◆ **What to produce**
Retype all the records with nothing changed.

◆ **Entries provided**

* * * * * * * * *

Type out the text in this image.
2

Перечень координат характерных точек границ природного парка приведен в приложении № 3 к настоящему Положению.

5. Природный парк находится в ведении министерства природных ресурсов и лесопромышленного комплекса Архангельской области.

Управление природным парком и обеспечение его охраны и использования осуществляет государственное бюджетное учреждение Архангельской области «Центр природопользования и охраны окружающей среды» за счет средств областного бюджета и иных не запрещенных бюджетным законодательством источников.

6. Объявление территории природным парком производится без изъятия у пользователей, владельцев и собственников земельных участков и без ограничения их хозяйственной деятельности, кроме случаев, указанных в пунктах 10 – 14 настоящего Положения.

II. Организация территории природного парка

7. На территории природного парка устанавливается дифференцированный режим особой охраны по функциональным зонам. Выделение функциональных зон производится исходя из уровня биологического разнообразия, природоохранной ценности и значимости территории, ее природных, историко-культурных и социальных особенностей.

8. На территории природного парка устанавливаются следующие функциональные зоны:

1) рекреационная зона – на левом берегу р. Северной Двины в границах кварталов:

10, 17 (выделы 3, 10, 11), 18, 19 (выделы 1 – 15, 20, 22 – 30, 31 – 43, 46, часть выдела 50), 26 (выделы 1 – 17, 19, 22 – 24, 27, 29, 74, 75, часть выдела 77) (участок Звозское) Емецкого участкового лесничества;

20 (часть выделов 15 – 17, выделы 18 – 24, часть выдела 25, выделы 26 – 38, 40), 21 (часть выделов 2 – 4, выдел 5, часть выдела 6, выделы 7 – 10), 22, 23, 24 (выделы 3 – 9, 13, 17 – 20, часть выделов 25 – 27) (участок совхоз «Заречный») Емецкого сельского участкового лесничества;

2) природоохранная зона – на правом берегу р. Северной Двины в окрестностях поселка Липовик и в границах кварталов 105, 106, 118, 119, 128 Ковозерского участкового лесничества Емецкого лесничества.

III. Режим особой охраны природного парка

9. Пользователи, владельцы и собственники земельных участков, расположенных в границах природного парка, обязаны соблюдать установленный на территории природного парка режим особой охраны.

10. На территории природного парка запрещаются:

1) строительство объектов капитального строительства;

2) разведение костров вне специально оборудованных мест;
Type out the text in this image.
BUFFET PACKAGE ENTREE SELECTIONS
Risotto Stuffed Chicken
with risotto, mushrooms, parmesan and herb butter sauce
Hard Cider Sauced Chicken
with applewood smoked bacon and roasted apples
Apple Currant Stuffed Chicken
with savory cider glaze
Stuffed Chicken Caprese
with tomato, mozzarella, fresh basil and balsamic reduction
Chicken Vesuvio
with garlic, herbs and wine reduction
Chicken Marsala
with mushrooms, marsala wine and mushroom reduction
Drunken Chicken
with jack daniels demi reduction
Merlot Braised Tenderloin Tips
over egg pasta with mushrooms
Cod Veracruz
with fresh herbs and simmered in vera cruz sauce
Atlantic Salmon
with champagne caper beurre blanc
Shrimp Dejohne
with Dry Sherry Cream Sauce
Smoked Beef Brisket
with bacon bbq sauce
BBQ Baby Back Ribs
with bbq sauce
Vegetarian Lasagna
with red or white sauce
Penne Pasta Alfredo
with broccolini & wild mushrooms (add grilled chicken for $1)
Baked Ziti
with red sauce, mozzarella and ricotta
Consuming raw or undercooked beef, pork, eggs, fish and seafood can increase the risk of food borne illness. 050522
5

* * * * * * * * *

◆ **Solution to this task**
Type out the text in this image.
2

Перечень координат характерных точек границ природного парка приведен в приложении № 3 к настоящему Положению.

5. Природный парк находится в ведении министерства природных ресурсов и лесопромышленного комплекса Архангельской области.

Управление природным парком и обеспечение его охраны и использования осуществляет государственное бюджетное учреждение Архангельской области «Центр природопользования и охраны окружающей среды» за счет средств областного бюджета и иных не запрещенных бюджетным законодательством источников.

6. Объявление территории природным парком производится без изъятия у пользователей, владельцев и собственников земельных участков и без ограничения их хозяйственной деятельности, кроме случаев, указанных в пунктах 10 – 14 настоящего Положения.

II. Организация территории природного парка

7. На территории природного парка устанавливается дифференцированный режим особой охраны по функциональным зонам. Выделение функциональных зон производится исходя из уровня биологического разнообразия, природоохранной ценности и значимости территории, ее природных, историко-культурных и социальных особенностей.

8. На территории природного парка устанавливаются следующие функциональные зоны:

1) рекреационная зона – на левом берегу р. Северной Двины в границах кварталов:

10, 17 (выделы 3, 10, 11), 18, 19 (выделы 1 – 15, 20, 22 – 30, 31 – 43, 46, часть выдела 50), 26 (выделы 1 – 17, 19, 22 – 24, 27, 29, 74, 75, часть выдела 77) (участок Звозское) Емецкого участкового лесничества;

20 (часть выделов 15 – 17, выделы 18 – 24, часть выдела 25, выделы 26 – 38, 40), 21 (часть выделов 2 – 4, выдел 5, часть выдела 6, выделы 7 – 10), 22, 23, 24 (выделы 3 – 9, 13, 17 – 20, часть выделов 25 – 27) (участок совхоз «Заречный») Емецкого сельского участкового лесничества;

2) природоохранная зона – на правом берегу р. Северной Двины в окрестностях поселка Липовик и в границах кварталов 105, 106, 118, 119, 128 Ковозерского участкового лесничества Емецкого лесничества.

III. Режим особой охраны природного парка

9. Пользователи, владельцы и собственники земельных участков, расположенных в границах природного парка, обязаны соблюдать установленный на территории природного парка режим особой охраны.

10. На территории природного парка запрещаются:

1) строительство объектов капитального строительства;

2) разведение костров вне специально оборудованных мест;
Type out the text in this image.
BUFFET PACKAGE ENTREE SELECTIONS
Risotto Stuffed Chicken
with risotto, mushrooms, parmesan and herb butter sauce
Hard Cider Sauced Chicken
with applewood smoked bacon and roasted apples
Apple Currant Stuffed Chicken
with savory cider glaze
Stuffed Chicken Caprese
with tomato, mozzarella, fresh basil and balsamic reduction
Chicken Vesuvio
with garlic, herbs and wine reduction
Chicken Marsala
with mushrooms, marsala wine and mushroom reduction
Drunken Chicken
with jack daniels demi reduction
Merlot Braised Tenderloin Tips
over egg pasta with mushrooms
Cod Veracruz
with fresh herbs and simmered in vera cruz sauce
Atlantic Salmon
with champagne caper beurre blanc
Shrimp Dejohne
with Dry Sherry Cream Sauce
Smoked Beef Brisket
with bacon bbq sauce
BBQ Baby Back Ribs
with bbq sauce
Vegetarian Lasagna
with red or white sauce
Penne Pasta Alfredo
with broccolini & wild mushrooms (add grilled chicken for $1)
Baked Ziti
with red sauce, mozzarella and ricotta
Consuming raw or undercooked beef, pork, eggs, fish and seafood can increase the risk of food borne illness. 050522
5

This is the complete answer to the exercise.